• Dataset rows
━━━━━━━━━━━━━━━━━━━━━━━━━━━━━━

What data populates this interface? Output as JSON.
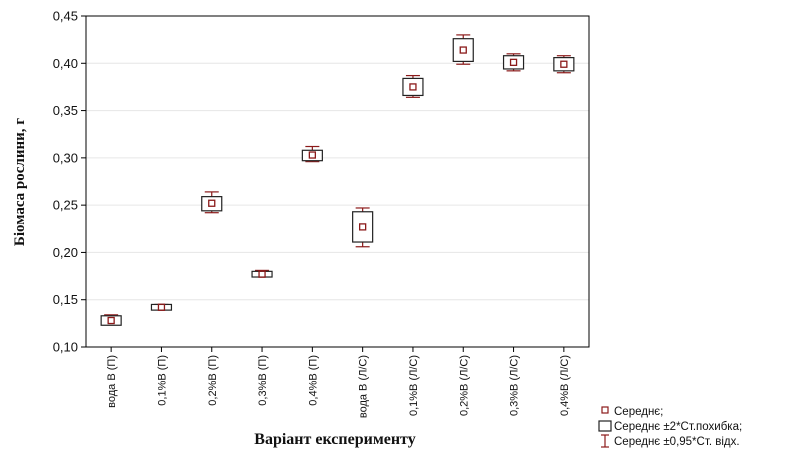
{
  "chart_data": {
    "type": "box",
    "ylabel": "Біомаса рослини, г",
    "xlabel": "Варіант експерименту",
    "ylim": [
      0.1,
      0.45
    ],
    "yticks": [
      "0,10",
      "0,15",
      "0,20",
      "0,25",
      "0,30",
      "0,35",
      "0,40",
      "0,45"
    ],
    "grid": "horizontal",
    "categories": [
      "вода В (П)",
      "0,1%В (П)",
      "0,2%В (П)",
      "0,3%В (П)",
      "0,4%В (П)",
      "вода В (Л/С)",
      "0,1%В (Л/С)",
      "0,2%В (Л/С)",
      "0,3%В (Л/С)",
      "0,4%В (Л/С)"
    ],
    "mean": [
      0.128,
      0.142,
      0.252,
      0.177,
      0.303,
      0.227,
      0.375,
      0.414,
      0.401,
      0.399
    ],
    "box_low": [
      0.123,
      0.139,
      0.244,
      0.174,
      0.297,
      0.211,
      0.366,
      0.402,
      0.394,
      0.392
    ],
    "box_high": [
      0.133,
      0.145,
      0.259,
      0.18,
      0.308,
      0.243,
      0.384,
      0.426,
      0.408,
      0.406
    ],
    "whisker_low": [
      0.125,
      0.14,
      0.242,
      0.175,
      0.296,
      0.206,
      0.364,
      0.399,
      0.392,
      0.39
    ],
    "whisker_high": [
      0.134,
      0.145,
      0.264,
      0.181,
      0.312,
      0.247,
      0.387,
      0.43,
      0.41,
      0.408
    ],
    "legend": {
      "position": "bottom-right",
      "items": [
        "Середнє;",
        "Середнє ±2*Ст.похибка;",
        "Середнє ±0,95*Ст. відх."
      ]
    },
    "colors": {
      "marker": "#8b1a1a",
      "box": "#222222",
      "whisker": "#8b1a1a",
      "grid": "#e6e6e6"
    }
  }
}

━━━━━━━━━━━━━━━━━━━━━━━━━━━━━━

• PROBLEM REQUIREMENTS
Above are the records. Copy every line in them holding "Середнє".

• COMPLETE RESPONSE
        "Середнє;",
        "Середнє ±2*Ст.похибка;",
        "Середнє ±0,95*Ст. відх."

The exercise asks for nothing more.